> **YOUR GOAL**: Restate all the material verbatim, except for the pictures.

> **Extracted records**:

╔══

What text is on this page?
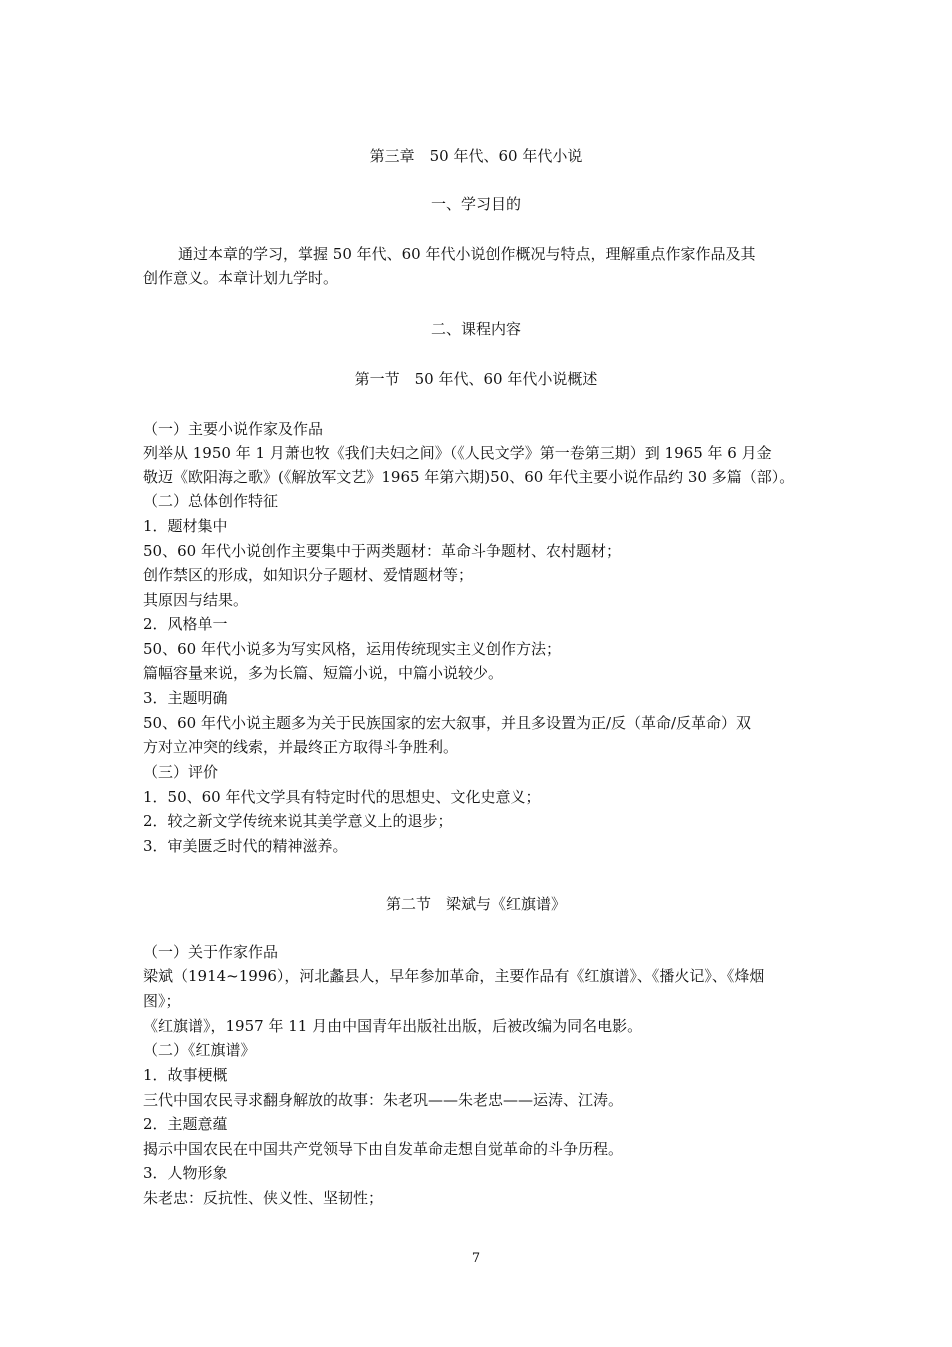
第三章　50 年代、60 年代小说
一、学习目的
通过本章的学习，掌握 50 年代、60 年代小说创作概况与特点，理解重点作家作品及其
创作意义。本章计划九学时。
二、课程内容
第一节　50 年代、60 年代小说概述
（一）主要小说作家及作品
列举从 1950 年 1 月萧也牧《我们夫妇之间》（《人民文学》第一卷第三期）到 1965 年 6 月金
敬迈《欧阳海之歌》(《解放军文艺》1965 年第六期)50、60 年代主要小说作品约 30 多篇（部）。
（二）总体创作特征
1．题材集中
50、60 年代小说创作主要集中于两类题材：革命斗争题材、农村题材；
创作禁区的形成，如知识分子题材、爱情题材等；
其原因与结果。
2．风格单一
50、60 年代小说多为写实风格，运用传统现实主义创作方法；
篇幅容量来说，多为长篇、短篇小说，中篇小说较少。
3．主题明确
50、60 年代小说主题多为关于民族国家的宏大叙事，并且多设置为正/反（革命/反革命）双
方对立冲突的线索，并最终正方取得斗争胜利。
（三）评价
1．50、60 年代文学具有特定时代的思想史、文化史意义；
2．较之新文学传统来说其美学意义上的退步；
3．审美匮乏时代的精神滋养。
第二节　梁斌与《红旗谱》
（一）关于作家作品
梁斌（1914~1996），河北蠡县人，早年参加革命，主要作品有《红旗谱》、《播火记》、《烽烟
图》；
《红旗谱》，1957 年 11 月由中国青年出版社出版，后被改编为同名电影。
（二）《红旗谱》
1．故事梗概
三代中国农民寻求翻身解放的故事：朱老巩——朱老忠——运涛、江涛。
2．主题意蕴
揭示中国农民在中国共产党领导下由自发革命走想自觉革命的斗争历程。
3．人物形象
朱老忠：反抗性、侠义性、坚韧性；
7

╚══

> **PROBLEM SOLUTION**:
What text is on this page?
第三章　50 年代、60 年代小说
一、学习目的
通过本章的学习，掌握 50 年代、60 年代小说创作概况与特点，理解重点作家作品及其
创作意义。本章计划九学时。
二、课程内容
第一节　50 年代、60 年代小说概述
（一）主要小说作家及作品
列举从 1950 年 1 月萧也牧《我们夫妇之间》（《人民文学》第一卷第三期）到 1965 年 6 月金
敬迈《欧阳海之歌》(《解放军文艺》1965 年第六期)50、60 年代主要小说作品约 30 多篇（部）。
（二）总体创作特征
1．题材集中
50、60 年代小说创作主要集中于两类题材：革命斗争题材、农村题材；
创作禁区的形成，如知识分子题材、爱情题材等；
其原因与结果。
2．风格单一
50、60 年代小说多为写实风格，运用传统现实主义创作方法；
篇幅容量来说，多为长篇、短篇小说，中篇小说较少。
3．主题明确
50、60 年代小说主题多为关于民族国家的宏大叙事，并且多设置为正/反（革命/反革命）双
方对立冲突的线索，并最终正方取得斗争胜利。
（三）评价
1．50、60 年代文学具有特定时代的思想史、文化史意义；
2．较之新文学传统来说其美学意义上的退步；
3．审美匮乏时代的精神滋养。
第二节　梁斌与《红旗谱》
（一）关于作家作品
梁斌（1914~1996），河北蠡县人，早年参加革命，主要作品有《红旗谱》、《播火记》、《烽烟
图》；
《红旗谱》，1957 年 11 月由中国青年出版社出版，后被改编为同名电影。
（二）《红旗谱》
1．故事梗概
三代中国农民寻求翻身解放的故事：朱老巩——朱老忠——运涛、江涛。
2．主题意蕴
揭示中国农民在中国共产党领导下由自发革命走想自觉革命的斗争历程。
3．人物形象
朱老忠：反抗性、侠义性、坚韧性；
7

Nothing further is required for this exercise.